## Request
Extract each line holding the word "разі" from the entries.

## Exercise input
[BEGIN]

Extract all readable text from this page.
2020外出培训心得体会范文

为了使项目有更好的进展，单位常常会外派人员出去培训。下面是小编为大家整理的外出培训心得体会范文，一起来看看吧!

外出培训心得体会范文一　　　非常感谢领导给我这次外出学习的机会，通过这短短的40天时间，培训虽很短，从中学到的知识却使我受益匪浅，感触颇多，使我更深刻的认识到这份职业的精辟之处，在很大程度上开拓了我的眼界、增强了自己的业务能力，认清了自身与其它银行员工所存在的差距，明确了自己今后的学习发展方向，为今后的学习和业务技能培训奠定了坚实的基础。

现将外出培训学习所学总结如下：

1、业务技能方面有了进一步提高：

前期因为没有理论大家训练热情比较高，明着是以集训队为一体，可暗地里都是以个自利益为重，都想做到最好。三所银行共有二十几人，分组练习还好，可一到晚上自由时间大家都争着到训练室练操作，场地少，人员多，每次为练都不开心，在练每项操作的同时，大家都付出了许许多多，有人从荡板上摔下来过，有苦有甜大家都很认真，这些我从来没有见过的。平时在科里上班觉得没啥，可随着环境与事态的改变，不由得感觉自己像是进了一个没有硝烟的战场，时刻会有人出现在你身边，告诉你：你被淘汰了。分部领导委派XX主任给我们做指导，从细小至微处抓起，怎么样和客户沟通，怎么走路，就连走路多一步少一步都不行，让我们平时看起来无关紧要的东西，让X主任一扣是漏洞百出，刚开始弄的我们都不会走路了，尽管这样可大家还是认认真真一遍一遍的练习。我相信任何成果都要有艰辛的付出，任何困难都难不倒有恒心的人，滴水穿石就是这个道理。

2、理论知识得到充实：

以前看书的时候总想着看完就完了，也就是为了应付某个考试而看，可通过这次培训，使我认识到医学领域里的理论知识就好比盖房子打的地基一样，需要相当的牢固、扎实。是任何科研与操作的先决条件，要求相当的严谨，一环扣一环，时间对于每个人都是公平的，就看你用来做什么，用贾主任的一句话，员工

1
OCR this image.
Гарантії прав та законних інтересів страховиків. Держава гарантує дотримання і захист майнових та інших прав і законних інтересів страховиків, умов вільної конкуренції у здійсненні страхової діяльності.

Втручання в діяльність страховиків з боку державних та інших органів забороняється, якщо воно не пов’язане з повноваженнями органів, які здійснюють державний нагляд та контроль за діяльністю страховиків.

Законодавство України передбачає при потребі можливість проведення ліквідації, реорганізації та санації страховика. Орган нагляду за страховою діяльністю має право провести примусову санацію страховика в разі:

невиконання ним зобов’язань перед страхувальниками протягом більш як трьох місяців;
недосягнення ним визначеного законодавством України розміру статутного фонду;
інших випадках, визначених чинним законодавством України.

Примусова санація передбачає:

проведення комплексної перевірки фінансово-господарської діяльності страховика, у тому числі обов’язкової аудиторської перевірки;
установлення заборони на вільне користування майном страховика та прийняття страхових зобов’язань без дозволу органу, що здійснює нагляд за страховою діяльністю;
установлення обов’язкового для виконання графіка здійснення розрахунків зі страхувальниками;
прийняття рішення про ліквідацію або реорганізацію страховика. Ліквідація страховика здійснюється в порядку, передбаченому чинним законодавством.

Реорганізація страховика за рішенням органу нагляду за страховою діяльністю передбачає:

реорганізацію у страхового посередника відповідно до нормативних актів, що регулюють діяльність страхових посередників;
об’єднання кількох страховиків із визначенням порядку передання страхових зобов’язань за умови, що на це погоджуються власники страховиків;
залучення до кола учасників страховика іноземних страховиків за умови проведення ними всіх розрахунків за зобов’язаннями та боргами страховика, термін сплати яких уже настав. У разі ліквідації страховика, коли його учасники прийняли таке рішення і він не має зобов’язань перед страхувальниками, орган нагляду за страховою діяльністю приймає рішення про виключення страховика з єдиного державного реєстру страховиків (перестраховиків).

[END]

## Answer to this task
Законодавство України передбачає при потребі можливість проведення ліквідації, реорганізації та санації страховика. Орган нагляду за страховою діяльністю має право провести примусову санацію страховика в разі:
залучення до кола учасників страховика іноземних страховиків за умови проведення ними всіх розрахунків за зобов’язаннями та боргами страховика, термін сплати яких уже настав. У разі ліквідації страховика, коли його учасники прийняли таке рішення і він не має зобов’язань перед страхувальниками, орган нагляду за страховою діяльністю приймає рішення про виключення страховика з єдиного державного реєстру страховиків (перестраховиків).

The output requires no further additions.